**WORK TO BE COMPLETED**
Your task is to extract every entry that follows word for word while excluding the pictures.
◇ ◇ ◇
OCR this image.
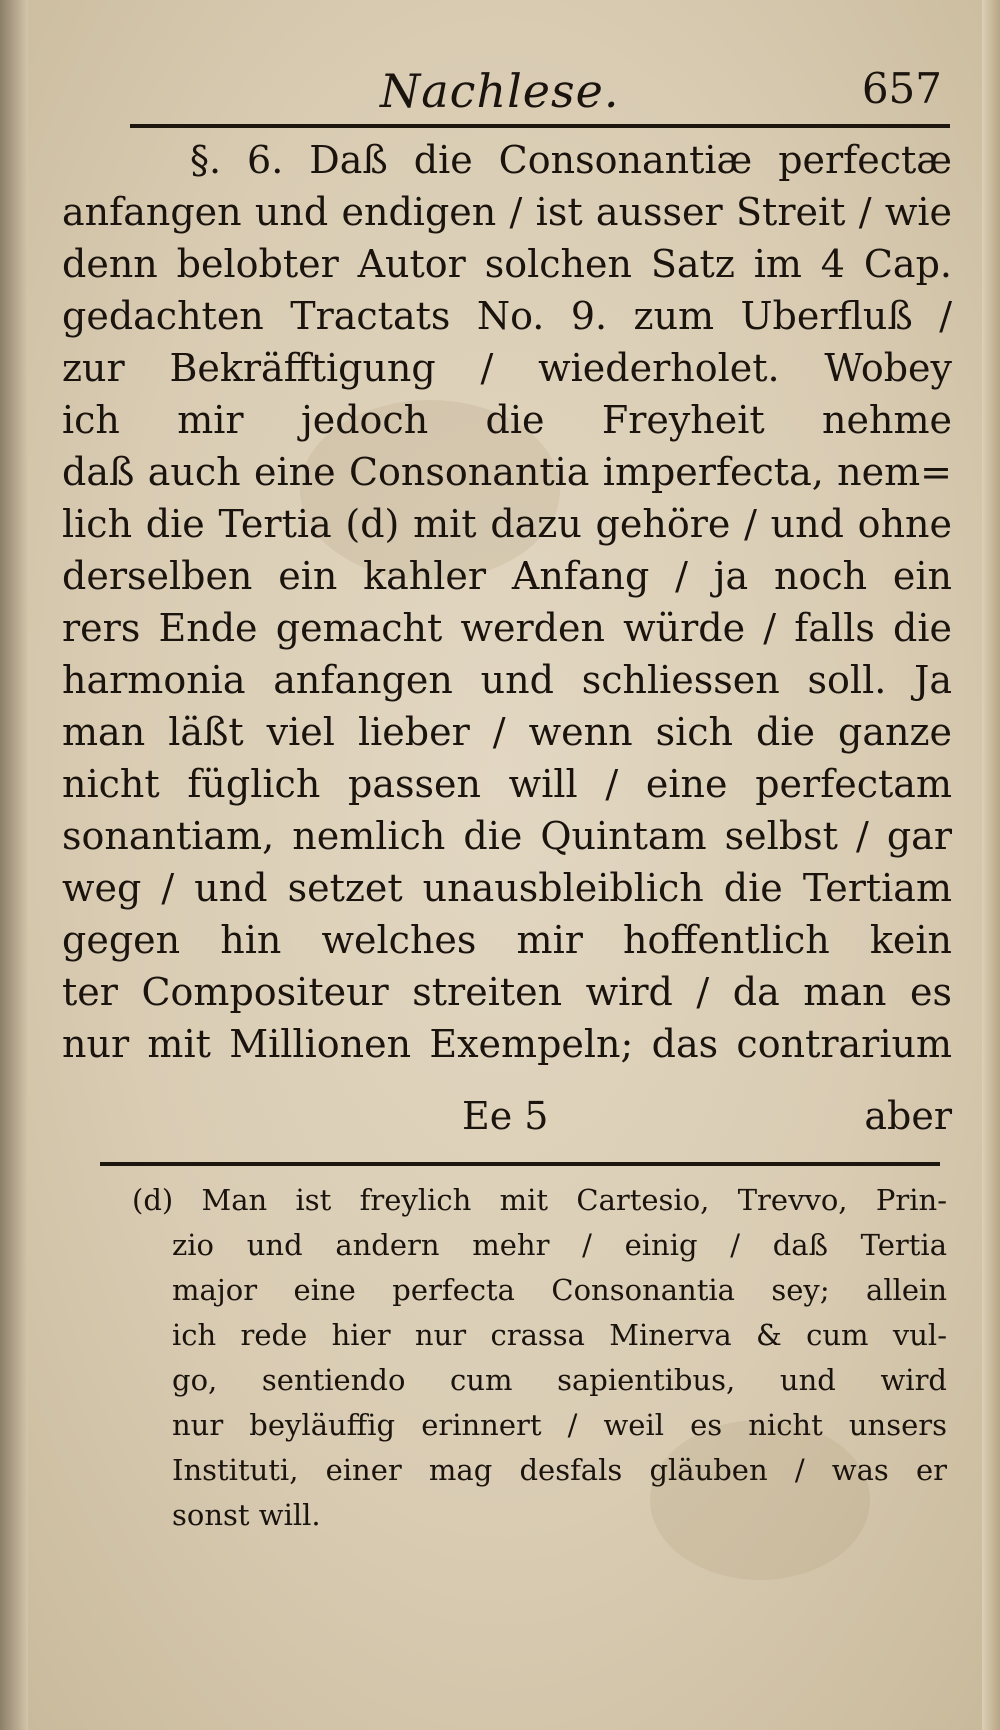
Nachlese.	657
§. 6. Daß die Consonantiæ perfectæ
anfangen und endigen / ist ausser Streit / wie
denn belobter Autor solchen Satz im 4 Cap.
gedachten Tractats No. 9. zum Uberfluß /
zur Bekräfftigung / wiederholet. Wobey
ich mir jedoch die Freyheit nehme
daß auch eine Consonantia imperfecta, nem=
lich die Tertia (d) mit dazu gehöre / und ohne
derselben ein kahler Anfang / ja noch ein
rers Ende gemacht werden würde / falls die
harmonia anfangen und schliessen soll. Ja
man läßt viel lieber / wenn sich die ganze
nicht füglich passen will / eine perfectam
sonantiam, nemlich die Quintam selbst / gar
weg / und setzet unausbleiblich die Tertiam
gegen hin welches mir hoffentlich kein
ter Compositeur streiten wird / da man es
nur mit Millionen Exempeln; das contrarium
Ee 5	aber
(d) Man ist freylich mit Cartesio, Trevvo, Prin-
zio und andern mehr / einig / daß Tertia
major eine perfecta Consonantia sey; allein
ich rede hier nur crassa Minerva & cum vul-
go, sentiendo cum sapientibus, und wird
nur beyläuffig erinnert / weil es nicht unsers
Instituti, einer mag desfals gläuben / was er
sonst will.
◇ ◇ ◇
**SOLUTION FOR THIS PROBLEM**
OCR this image.
Nachlese.	657
§. 6. Daß die Consonantiæ perfectæ
anfangen und endigen / ist ausser Streit / wie
denn belobter Autor solchen Satz im 4 Cap.
gedachten Tractats No. 9. zum Uberfluß /
zur Bekräfftigung / wiederholet. Wobey
ich mir jedoch die Freyheit nehme
daß auch eine Consonantia imperfecta, nem=
lich die Tertia (d) mit dazu gehöre / und ohne
derselben ein kahler Anfang / ja noch ein
rers Ende gemacht werden würde / falls die
harmonia anfangen und schliessen soll. Ja
man läßt viel lieber / wenn sich die ganze
nicht füglich passen will / eine perfectam
sonantiam, nemlich die Quintam selbst / gar
weg / und setzet unausbleiblich die Tertiam
gegen hin welches mir hoffentlich kein
ter Compositeur streiten wird / da man es
nur mit Millionen Exempeln; das contrarium
Ee 5	aber
(d) Man ist freylich mit Cartesio, Trevvo, Prin-
zio und andern mehr / einig / daß Tertia
major eine perfecta Consonantia sey; allein
ich rede hier nur crassa Minerva & cum vul-
go, sentiendo cum sapientibus, und wird
nur beyläuffig erinnert / weil es nicht unsers
Instituti, einer mag desfals gläuben / was er
sonst will.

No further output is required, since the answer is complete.